───── Information given ─────

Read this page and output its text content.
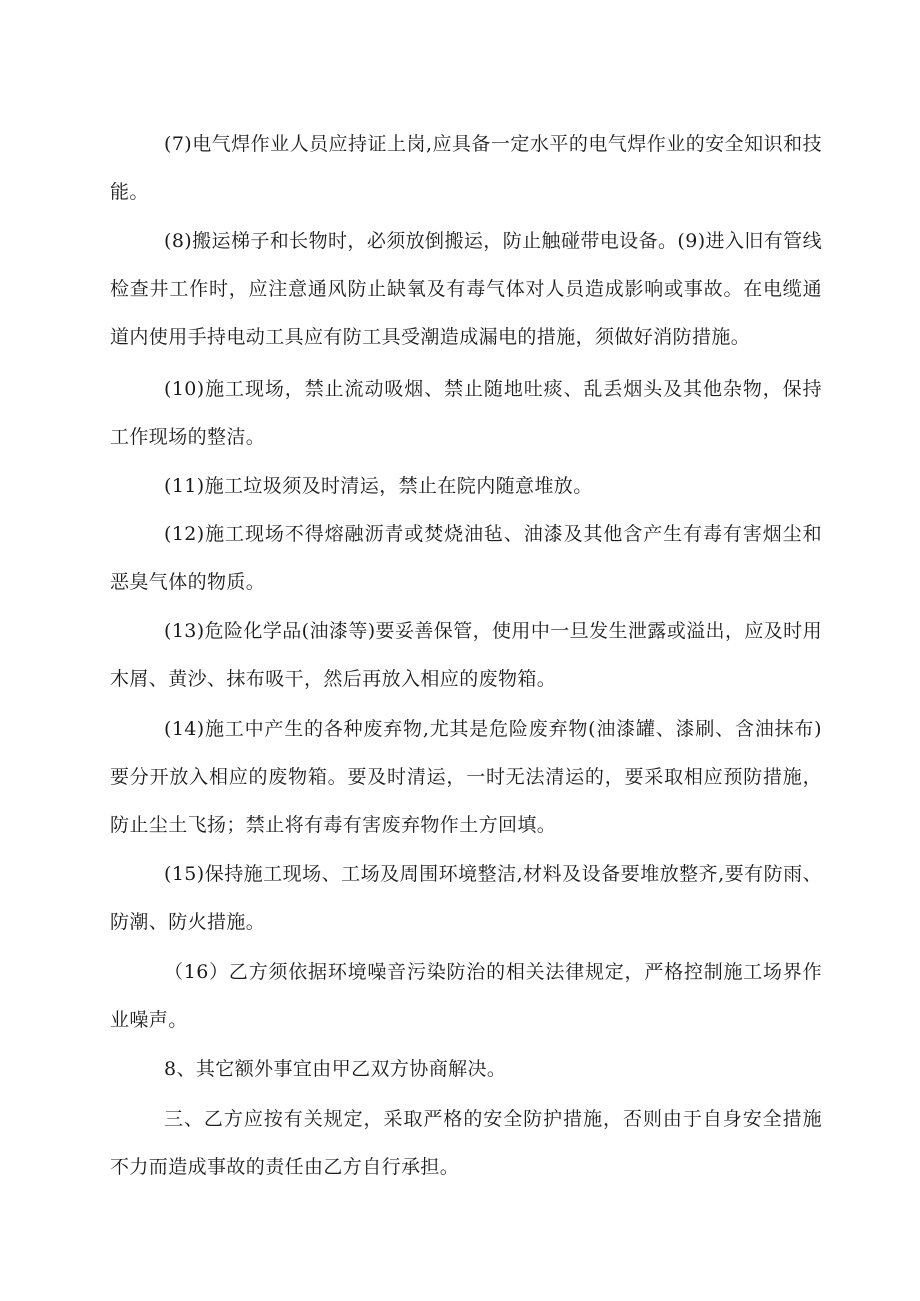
(7)电气焊作业人员应持证上岗,应具备一定水平的电气焊作业的安全知识和技能。

(8)搬运梯子和长物时，必须放倒搬运，防止触碰带电设备。(9)进入旧有管线检查井工作时，应注意通风防止缺氧及有毒气体对人员造成影响或事故。在电缆通道内使用手持电动工具应有防工具受潮造成漏电的措施，须做好消防措施。

(10)施工现场，禁止流动吸烟、禁止随地吐痰、乱丢烟头及其他杂物，保持工作现场的整洁。

(11)施工垃圾须及时清运，禁止在院内随意堆放。

(12)施工现场不得熔融沥青或焚烧油毡、油漆及其他含产生有毒有害烟尘和恶臭气体的物质。

(13)危险化学品(油漆等)要妥善保管，使用中一旦发生泄露或溢出，应及时用木屑、黄沙、抹布吸干，然后再放入相应的废物箱。

(14)施工中产生的各种废弃物,尤其是危险废弃物(油漆罐、漆刷、含油抹布)要分开放入相应的废物箱。要及时清运，一时无法清运的，要采取相应预防措施，防止尘土飞扬；禁止将有毒有害废弃物作土方回填。

(15)保持施工现场、工场及周围环境整洁,材料及设备要堆放整齐,要有防雨、防潮、防火措施。

（16）乙方须依据环境噪音污染防治的相关法律规定，严格控制施工场界作业噪声。

8、其它额外事宜由甲乙双方协商解决。

三、乙方应按有关规定，采取严格的安全防护措施，否则由于自身安全措施不力而造成事故的责任由乙方自行承担。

─────

### Exercise
All the lines above are to be given again exactly as they read, with the pictures removed.

### Task output
Read this page and output its text content.
(7)电气焊作业人员应持证上岗,应具备一定水平的电气焊作业的安全知识和技能。

(8)搬运梯子和长物时，必须放倒搬运，防止触碰带电设备。(9)进入旧有管线检查井工作时，应注意通风防止缺氧及有毒气体对人员造成影响或事故。在电缆通道内使用手持电动工具应有防工具受潮造成漏电的措施，须做好消防措施。

(10)施工现场，禁止流动吸烟、禁止随地吐痰、乱丢烟头及其他杂物，保持工作现场的整洁。

(11)施工垃圾须及时清运，禁止在院内随意堆放。

(12)施工现场不得熔融沥青或焚烧油毡、油漆及其他含产生有毒有害烟尘和恶臭气体的物质。

(13)危险化学品(油漆等)要妥善保管，使用中一旦发生泄露或溢出，应及时用木屑、黄沙、抹布吸干，然后再放入相应的废物箱。

(14)施工中产生的各种废弃物,尤其是危险废弃物(油漆罐、漆刷、含油抹布)要分开放入相应的废物箱。要及时清运，一时无法清运的，要采取相应预防措施，防止尘土飞扬；禁止将有毒有害废弃物作土方回填。

(15)保持施工现场、工场及周围环境整洁,材料及设备要堆放整齐,要有防雨、防潮、防火措施。

（16）乙方须依据环境噪音污染防治的相关法律规定，严格控制施工场界作业噪声。

8、其它额外事宜由甲乙双方协商解决。

三、乙方应按有关规定，采取严格的安全防护措施，否则由于自身安全措施不力而造成事故的责任由乙方自行承担。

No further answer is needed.